> Extracted records:
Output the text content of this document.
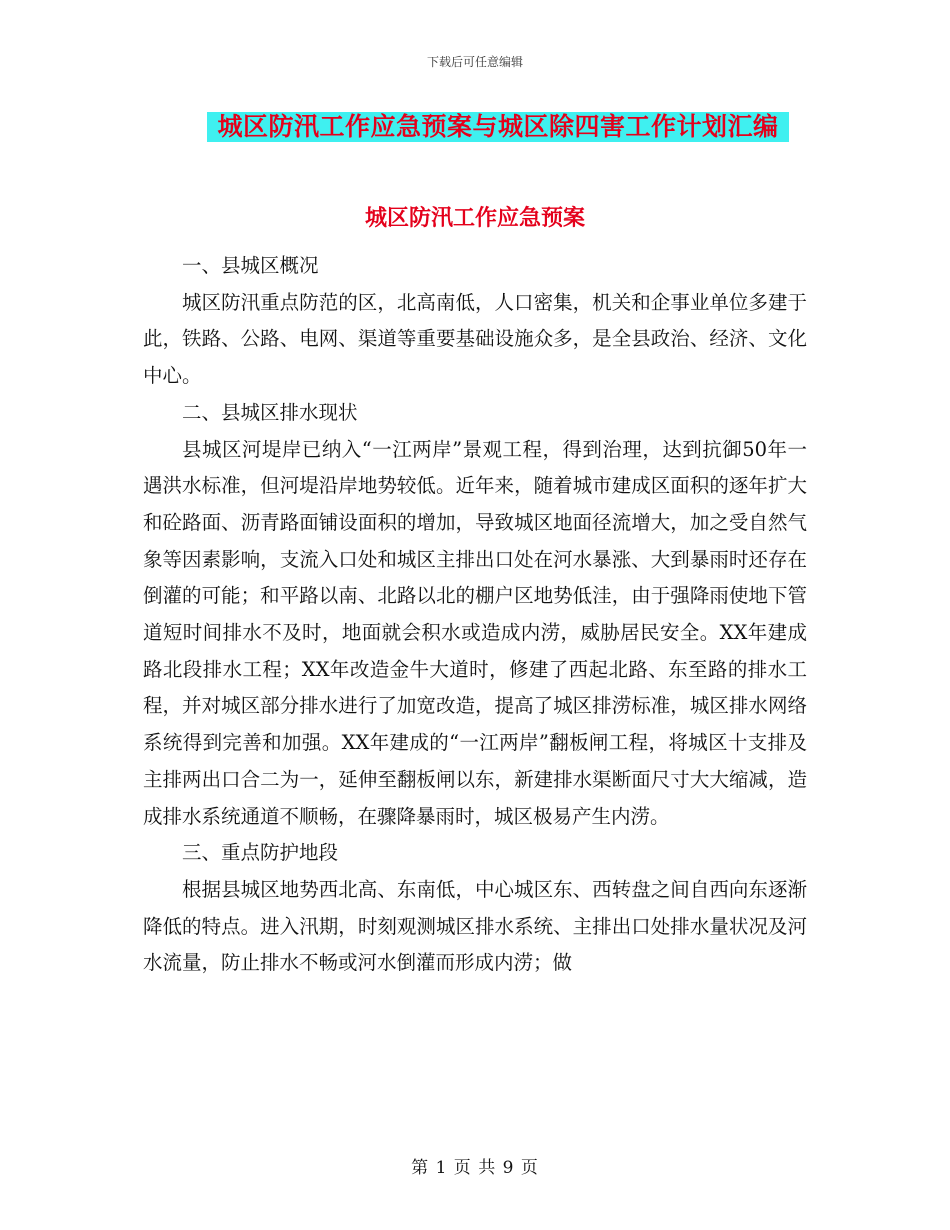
下载后可任意编辑
城区防汛工作应急预案与城区除四害工作计划汇编
城区防汛工作应急预案

一、县城区概况

城区防汛重点防范的区，北高南低，人口密集，机关和企事业单位多建于此，铁路、公路、电网、渠道等重要基础设施众多，是全县政治、经济、文化中心。

二、县城区排水现状

县城区河堤岸已纳入“一江两岸”景观工程，得到治理，达到抗御50年一遇洪水标准，但河堤沿岸地势较低。近年来，随着城市建成区面积的逐年扩大和砼路面、沥青路面铺设面积的增加，导致城区地面径流增大，加之受自然气象等因素影响，支流入口处和城区主排出口处在河水暴涨、大到暴雨时还存在倒灌的可能；和平路以南、北路以北的棚户区地势低洼，由于强降雨使地下管道短时间排水不及时，地面就会积水或造成内涝，威胁居民安全。XX年建成路北段排水工程；XX年改造金牛大道时，修建了西起北路、东至路的排水工程，并对城区部分排水进行了加宽改造，提高了城区排涝标准，城区排水网络系统得到完善和加强。XX年建成的“一江两岸”翻板闸工程，将城区十支排及主排两出口合二为一，延伸至翻板闸以东，新建排水渠断面尺寸大大缩减，造成排水系统通道不顺畅，在骤降暴雨时，城区极易产生内涝。

三、重点防护地段

根据县城区地势西北高、东南低，中心城区东、西转盘之间自西向东逐渐降低的特点。进入汛期，时刻观测城区排水系统、主排出口处排水量状况及河水流量，防止排水不畅或河水倒灌而形成内涝；做

第 1 页 共 9 页
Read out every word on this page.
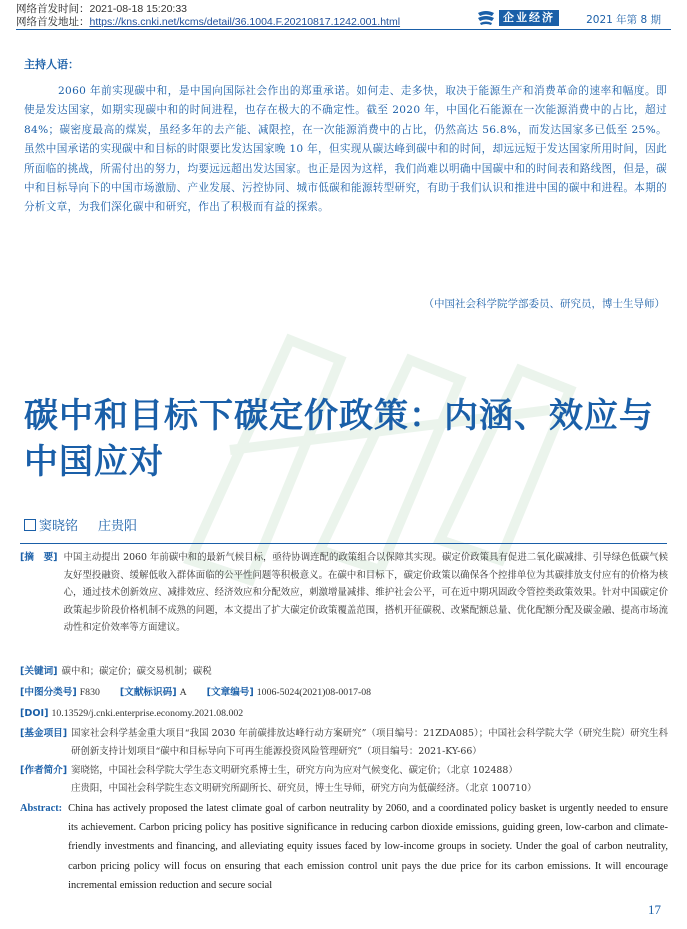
网络首发时间：2021-08-18 15:20:33
网络首发地址：https://kns.cnki.net/kcms/detail/36.1004.F.20210817.1242.001.html	企业经济	2021 年第 8 期
主持人语：

2060 年前实现碳中和，是中国向国际社会作出的郑重承诺。如何走、走多快，取决于能源生产和消费革命的速率和幅度。即使是发达国家，如期实现碳中和的时间进程，也存在极大的不确定性。截至 2020 年，中国化石能源在一次能源消费中的占比，超过 84%；碳密度最高的煤炭，虽经多年的去产能、减限控，在一次能源消费中的占比，仍然高达 56.8%，而发达国家多已低至 25%。虽然中国承诺的实现碳中和目标的时限要比发达国家晚 10 年，但实现从碳达峰到碳中和的时间，却远远短于发达国家所用时间，因此所面临的挑战，所需付出的努力，均要远远超出发达国家。也正是因为这样，我们尚难以明确中国碳中和的时间表和路线图，但是，碳中和目标导向下的中国市场激励、产业发展、污控协同、城市低碳和能源转型研究，有助于我们认识和推进中国的碳中和进程。本期的分析文章，为我们深化碳中和研究，作出了积极而有益的探索。

（中国社会科学院学部委员、研究员，博士生导师）
碳中和目标下碳定价政策：内涵、效应与中国应对
窦晓铭 庄贵阳
[摘　要] 中国主动提出 2060 年前碳中和的最新气候目标，亟待协调连配的政策组合以保障其实现。碳定价政策具有促进二氧化碳减排、引导绿色低碳气候友好型投融资、缓解低收入群体面临的公平性问题等积极意义。在碳中和目标下，碳定价政策以确保各个控排单位为其碳排放支付应有的价格为核心，通过技术创新效应、减排效应、经济效应和分配效应，刺激增量减排、维护社会公平，可在近中期巩固政令管控类政策效果。针对中国碳定价政策起步阶段价格机制不成熟的问题，本文提出了扩大碳定价政策覆盖范围，搭机开征碳税、改紧配额总量、优化配额分配及碳金融、提高市场流动性和定价效率等方面建议。
[关键词] 碳中和；碳定价；碳交易机制；碳税
[中图分类号] F830 [文献标识码] A [文章编号] 1006-5024(2021)08-0017-08
[DOI] 10.13529/j.cnki.enterprise.economy.2021.08.002
[基金项目] 国家社会科学基金重大项目“我国 2030 年前碳排放达峰行动方案研究”（项目编号：21ZDA085）；中国社会科学院大学（研究生院）研究生科研创新支持计划项目“碳中和目标导向下可再生能源投资风险管理研究”（项目编号：2021-KY-66）
[作者简介] 窦晓铭，中国社会科学院大学生态文明研究系博士生，研究方向为应对气候变化、碳定价；（北京 102488）
庄贵阳，中国社会科学院生态文明研究所副所长、研究员，博士生导师，研究方向为低碳经济。（北京 100710）
Abstract: China has actively proposed the latest climate goal of carbon neutrality by 2060, and a coordinated policy basket is urgently needed to ensure its achievement. Carbon pricing policy has positive significance in reducing carbon dioxide emissions, guiding green, low-carbon and climate-friendly investments and financing, and alleviating equity issues faced by low-income groups in society. Under the goal of carbon neutrality, carbon pricing policy will focus on ensuring that each emission control unit pays the due price for its carbon emissions. It will encourage incremental emission reduction and secure social
17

> Task to carry out:
Omitting all images, retype each line of the records precisely.

> Solution to the problem:
Output the text content of this document.
下载后可任意编辑
城区防汛工作应急预案与城区除四害工作计划汇编
城区防汛工作应急预案

一、县城区概况

城区防汛重点防范的区，北高南低，人口密集，机关和企事业单位多建于此，铁路、公路、电网、渠道等重要基础设施众多，是全县政治、经济、文化中心。

二、县城区排水现状

县城区河堤岸已纳入“一江两岸”景观工程，得到治理，达到抗御50年一遇洪水标准，但河堤沿岸地势较低。近年来，随着城市建成区面积的逐年扩大和砼路面、沥青路面铺设面积的增加，导致城区地面径流增大，加之受自然气象等因素影响，支流入口处和城区主排出口处在河水暴涨、大到暴雨时还存在倒灌的可能；和平路以南、北路以北的棚户区地势低洼，由于强降雨使地下管道短时间排水不及时，地面就会积水或造成内涝，威胁居民安全。XX年建成路北段排水工程；XX年改造金牛大道时，修建了西起北路、东至路的排水工程，并对城区部分排水进行了加宽改造，提高了城区排涝标准，城区排水网络系统得到完善和加强。XX年建成的“一江两岸”翻板闸工程，将城区十支排及主排两出口合二为一，延伸至翻板闸以东，新建排水渠断面尺寸大大缩减，造成排水系统通道不顺畅，在骤降暴雨时，城区极易产生内涝。

三、重点防护地段

根据县城区地势西北高、东南低，中心城区东、西转盘之间自西向东逐渐降低的特点。进入汛期，时刻观测城区排水系统、主排出口处排水量状况及河水流量，防止排水不畅或河水倒灌而形成内涝；做

第 1 页 共 9 页
Read out every word on this page.
网络首发时间：2021-08-18 15:20:33
网络首发地址：https://kns.cnki.net/kcms/detail/36.1004.F.20210817.1242.001.html	企业经济	2021 年第 8 期
主持人语：

2060 年前实现碳中和，是中国向国际社会作出的郑重承诺。如何走、走多快，取决于能源生产和消费革命的速率和幅度。即使是发达国家，如期实现碳中和的时间进程，也存在极大的不确定性。截至 2020 年，中国化石能源在一次能源消费中的占比，超过 84%；碳密度最高的煤炭，虽经多年的去产能、减限控，在一次能源消费中的占比，仍然高达 56.8%，而发达国家多已低至 25%。虽然中国承诺的实现碳中和目标的时限要比发达国家晚 10 年，但实现从碳达峰到碳中和的时间，却远远短于发达国家所用时间，因此所面临的挑战，所需付出的努力，均要远远超出发达国家。也正是因为这样，我们尚难以明确中国碳中和的时间表和路线图，但是，碳中和目标导向下的中国市场激励、产业发展、污控协同、城市低碳和能源转型研究，有助于我们认识和推进中国的碳中和进程。本期的分析文章，为我们深化碳中和研究，作出了积极而有益的探索。

（中国社会科学院学部委员、研究员，博士生导师）
碳中和目标下碳定价政策：内涵、效应与中国应对
窦晓铭 庄贵阳
[摘　要] 中国主动提出 2060 年前碳中和的最新气候目标，亟待协调连配的政策组合以保障其实现。碳定价政策具有促进二氧化碳减排、引导绿色低碳气候友好型投融资、缓解低收入群体面临的公平性问题等积极意义。在碳中和目标下，碳定价政策以确保各个控排单位为其碳排放支付应有的价格为核心，通过技术创新效应、减排效应、经济效应和分配效应，刺激增量减排、维护社会公平，可在近中期巩固政令管控类政策效果。针对中国碳定价政策起步阶段价格机制不成熟的问题，本文提出了扩大碳定价政策覆盖范围，搭机开征碳税、改紧配额总量、优化配额分配及碳金融、提高市场流动性和定价效率等方面建议。
[关键词] 碳中和；碳定价；碳交易机制；碳税
[中图分类号] F830 [文献标识码] A [文章编号] 1006-5024(2021)08-0017-08
[DOI] 10.13529/j.cnki.enterprise.economy.2021.08.002
[基金项目] 国家社会科学基金重大项目“我国 2030 年前碳排放达峰行动方案研究”（项目编号：21ZDA085）；中国社会科学院大学（研究生院）研究生科研创新支持计划项目“碳中和目标导向下可再生能源投资风险管理研究”（项目编号：2021-KY-66）
[作者简介] 窦晓铭，中国社会科学院大学生态文明研究系博士生，研究方向为应对气候变化、碳定价；（北京 102488）
庄贵阳，中国社会科学院生态文明研究所副所长、研究员，博士生导师，研究方向为低碳经济。（北京 100710）
Abstract: China has actively proposed the latest climate goal of carbon neutrality by 2060, and a coordinated policy basket is urgently needed to ensure its achievement. Carbon pricing policy has positive significance in reducing carbon dioxide emissions, guiding green, low-carbon and climate-friendly investments and financing, and alleviating equity issues faced by low-income groups in society. Under the goal of carbon neutrality, carbon pricing policy will focus on ensuring that each emission control unit pays the due price for its carbon emissions. It will encourage incremental emission reduction and secure social
17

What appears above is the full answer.